→ **BRIEF**
Print out the material that follows word for word.

>> BEGIN

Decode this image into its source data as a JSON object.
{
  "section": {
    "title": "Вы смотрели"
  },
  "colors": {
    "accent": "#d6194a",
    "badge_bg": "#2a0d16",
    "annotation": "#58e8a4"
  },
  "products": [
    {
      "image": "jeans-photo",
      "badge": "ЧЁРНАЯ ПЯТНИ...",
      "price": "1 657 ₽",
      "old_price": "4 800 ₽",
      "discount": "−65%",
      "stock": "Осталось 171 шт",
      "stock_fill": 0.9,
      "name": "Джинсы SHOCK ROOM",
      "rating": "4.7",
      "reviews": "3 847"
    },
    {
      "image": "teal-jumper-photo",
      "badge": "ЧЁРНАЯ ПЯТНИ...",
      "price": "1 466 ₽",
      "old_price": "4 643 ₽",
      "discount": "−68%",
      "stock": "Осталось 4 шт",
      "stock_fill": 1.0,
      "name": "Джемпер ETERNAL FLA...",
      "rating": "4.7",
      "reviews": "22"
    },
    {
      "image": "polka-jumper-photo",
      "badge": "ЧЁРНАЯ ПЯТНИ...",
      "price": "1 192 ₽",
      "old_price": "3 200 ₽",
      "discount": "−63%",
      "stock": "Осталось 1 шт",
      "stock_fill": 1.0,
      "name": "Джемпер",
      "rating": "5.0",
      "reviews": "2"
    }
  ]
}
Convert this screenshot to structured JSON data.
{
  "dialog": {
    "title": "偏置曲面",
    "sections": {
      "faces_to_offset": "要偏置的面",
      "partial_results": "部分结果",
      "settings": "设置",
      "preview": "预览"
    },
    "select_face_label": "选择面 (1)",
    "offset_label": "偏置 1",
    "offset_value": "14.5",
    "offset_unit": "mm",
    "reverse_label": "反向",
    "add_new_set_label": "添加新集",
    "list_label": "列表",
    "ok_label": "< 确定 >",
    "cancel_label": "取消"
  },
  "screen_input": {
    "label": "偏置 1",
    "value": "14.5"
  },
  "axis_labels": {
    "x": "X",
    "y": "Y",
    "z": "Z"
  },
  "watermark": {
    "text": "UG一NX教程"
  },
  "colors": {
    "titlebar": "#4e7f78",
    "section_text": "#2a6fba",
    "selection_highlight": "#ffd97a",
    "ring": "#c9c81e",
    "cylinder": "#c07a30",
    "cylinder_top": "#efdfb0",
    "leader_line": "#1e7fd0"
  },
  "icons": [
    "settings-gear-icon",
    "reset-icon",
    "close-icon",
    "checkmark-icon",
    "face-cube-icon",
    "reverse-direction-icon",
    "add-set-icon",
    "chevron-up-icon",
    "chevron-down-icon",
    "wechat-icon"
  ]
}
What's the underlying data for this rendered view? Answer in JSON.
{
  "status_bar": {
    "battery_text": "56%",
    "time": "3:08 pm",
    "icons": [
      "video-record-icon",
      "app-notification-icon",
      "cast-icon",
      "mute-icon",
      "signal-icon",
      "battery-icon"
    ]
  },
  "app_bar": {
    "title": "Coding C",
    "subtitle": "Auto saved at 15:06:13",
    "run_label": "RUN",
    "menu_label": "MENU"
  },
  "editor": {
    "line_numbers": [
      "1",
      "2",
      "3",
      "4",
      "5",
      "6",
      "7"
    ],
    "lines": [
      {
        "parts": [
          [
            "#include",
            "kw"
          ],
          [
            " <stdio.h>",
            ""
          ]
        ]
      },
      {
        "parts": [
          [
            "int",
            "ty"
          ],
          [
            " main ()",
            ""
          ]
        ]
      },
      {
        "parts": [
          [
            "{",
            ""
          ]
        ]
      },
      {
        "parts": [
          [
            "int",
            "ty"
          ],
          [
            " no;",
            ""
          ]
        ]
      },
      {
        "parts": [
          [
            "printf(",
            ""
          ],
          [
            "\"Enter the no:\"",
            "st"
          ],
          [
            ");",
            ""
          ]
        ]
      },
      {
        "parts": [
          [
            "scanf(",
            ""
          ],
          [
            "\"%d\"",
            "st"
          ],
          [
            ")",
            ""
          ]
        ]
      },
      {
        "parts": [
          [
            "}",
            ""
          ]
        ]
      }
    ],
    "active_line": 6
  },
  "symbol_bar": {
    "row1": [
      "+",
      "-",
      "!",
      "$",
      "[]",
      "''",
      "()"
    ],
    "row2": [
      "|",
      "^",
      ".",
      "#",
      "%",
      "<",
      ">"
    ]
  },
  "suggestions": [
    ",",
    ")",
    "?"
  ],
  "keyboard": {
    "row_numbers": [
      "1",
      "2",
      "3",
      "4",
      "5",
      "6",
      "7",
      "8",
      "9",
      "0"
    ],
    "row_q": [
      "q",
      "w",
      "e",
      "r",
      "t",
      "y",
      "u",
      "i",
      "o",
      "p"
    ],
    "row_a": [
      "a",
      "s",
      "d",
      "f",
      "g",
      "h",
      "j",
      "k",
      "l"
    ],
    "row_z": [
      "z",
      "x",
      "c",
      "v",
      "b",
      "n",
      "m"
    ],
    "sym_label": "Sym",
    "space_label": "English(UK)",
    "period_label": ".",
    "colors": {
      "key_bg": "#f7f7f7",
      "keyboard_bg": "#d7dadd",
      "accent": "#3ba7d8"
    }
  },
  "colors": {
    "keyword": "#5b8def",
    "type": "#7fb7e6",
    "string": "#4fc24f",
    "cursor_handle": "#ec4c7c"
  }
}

>> END

→ **EXERCISE SOLUTION**
Decode this image into its source data as a JSON object.
{
  "section": {
    "title": "Вы смотрели"
  },
  "colors": {
    "accent": "#d6194a",
    "badge_bg": "#2a0d16",
    "annotation": "#58e8a4"
  },
  "products": [
    {
      "image": "jeans-photo",
      "badge": "ЧЁРНАЯ ПЯТНИ...",
      "price": "1 657 ₽",
      "old_price": "4 800 ₽",
      "discount": "−65%",
      "stock": "Осталось 171 шт",
      "stock_fill": 0.9,
      "name": "Джинсы SHOCK ROOM",
      "rating": "4.7",
      "reviews": "3 847"
    },
    {
      "image": "teal-jumper-photo",
      "badge": "ЧЁРНАЯ ПЯТНИ...",
      "price": "1 466 ₽",
      "old_price": "4 643 ₽",
      "discount": "−68%",
      "stock": "Осталось 4 шт",
      "stock_fill": 1.0,
      "name": "Джемпер ETERNAL FLA...",
      "rating": "4.7",
      "reviews": "22"
    },
    {
      "image": "polka-jumper-photo",
      "badge": "ЧЁРНАЯ ПЯТНИ...",
      "price": "1 192 ₽",
      "old_price": "3 200 ₽",
      "discount": "−63%",
      "stock": "Осталось 1 шт",
      "stock_fill": 1.0,
      "name": "Джемпер",
      "rating": "5.0",
      "reviews": "2"
    }
  ]
}
Convert this screenshot to structured JSON data.
{
  "dialog": {
    "title": "偏置曲面",
    "sections": {
      "faces_to_offset": "要偏置的面",
      "partial_results": "部分结果",
      "settings": "设置",
      "preview": "预览"
    },
    "select_face_label": "选择面 (1)",
    "offset_label": "偏置 1",
    "offset_value": "14.5",
    "offset_unit": "mm",
    "reverse_label": "反向",
    "add_new_set_label": "添加新集",
    "list_label": "列表",
    "ok_label": "< 确定 >",
    "cancel_label": "取消"
  },
  "screen_input": {
    "label": "偏置 1",
    "value": "14.5"
  },
  "axis_labels": {
    "x": "X",
    "y": "Y",
    "z": "Z"
  },
  "watermark": {
    "text": "UG一NX教程"
  },
  "colors": {
    "titlebar": "#4e7f78",
    "section_text": "#2a6fba",
    "selection_highlight": "#ffd97a",
    "ring": "#c9c81e",
    "cylinder": "#c07a30",
    "cylinder_top": "#efdfb0",
    "leader_line": "#1e7fd0"
  },
  "icons": [
    "settings-gear-icon",
    "reset-icon",
    "close-icon",
    "checkmark-icon",
    "face-cube-icon",
    "reverse-direction-icon",
    "add-set-icon",
    "chevron-up-icon",
    "chevron-down-icon",
    "wechat-icon"
  ]
}
What's the underlying data for this rendered view? Answer in JSON.
{
  "status_bar": {
    "battery_text": "56%",
    "time": "3:08 pm",
    "icons": [
      "video-record-icon",
      "app-notification-icon",
      "cast-icon",
      "mute-icon",
      "signal-icon",
      "battery-icon"
    ]
  },
  "app_bar": {
    "title": "Coding C",
    "subtitle": "Auto saved at 15:06:13",
    "run_label": "RUN",
    "menu_label": "MENU"
  },
  "editor": {
    "line_numbers": [
      "1",
      "2",
      "3",
      "4",
      "5",
      "6",
      "7"
    ],
    "lines": [
      {
        "parts": [
          [
            "#include",
            "kw"
          ],
          [
            " <stdio.h>",
            ""
          ]
        ]
      },
      {
        "parts": [
          [
            "int",
            "ty"
          ],
          [
            " main ()",
            ""
          ]
        ]
      },
      {
        "parts": [
          [
            "{",
            ""
          ]
        ]
      },
      {
        "parts": [
          [
            "int",
            "ty"
          ],
          [
            " no;",
            ""
          ]
        ]
      },
      {
        "parts": [
          [
            "printf(",
            ""
          ],
          [
            "\"Enter the no:\"",
            "st"
          ],
          [
            ");",
            ""
          ]
        ]
      },
      {
        "parts": [
          [
            "scanf(",
            ""
          ],
          [
            "\"%d\"",
            "st"
          ],
          [
            ")",
            ""
          ]
        ]
      },
      {
        "parts": [
          [
            "}",
            ""
          ]
        ]
      }
    ],
    "active_line": 6
  },
  "symbol_bar": {
    "row1": [
      "+",
      "-",
      "!",
      "$",
      "[]",
      "''",
      "()"
    ],
    "row2": [
      "|",
      "^",
      ".",
      "#",
      "%",
      "<",
      ">"
    ]
  },
  "suggestions": [
    ",",
    ")",
    "?"
  ],
  "keyboard": {
    "row_numbers": [
      "1",
      "2",
      "3",
      "4",
      "5",
      "6",
      "7",
      "8",
      "9",
      "0"
    ],
    "row_q": [
      "q",
      "w",
      "e",
      "r",
      "t",
      "y",
      "u",
      "i",
      "o",
      "p"
    ],
    "row_a": [
      "a",
      "s",
      "d",
      "f",
      "g",
      "h",
      "j",
      "k",
      "l"
    ],
    "row_z": [
      "z",
      "x",
      "c",
      "v",
      "b",
      "n",
      "m"
    ],
    "sym_label": "Sym",
    "space_label": "English(UK)",
    "period_label": ".",
    "colors": {
      "key_bg": "#f7f7f7",
      "keyboard_bg": "#d7dadd",
      "accent": "#3ba7d8"
    }
  },
  "colors": {
    "keyword": "#5b8def",
    "type": "#7fb7e6",
    "string": "#4fc24f",
    "cursor_handle": "#ec4c7c"
  }
}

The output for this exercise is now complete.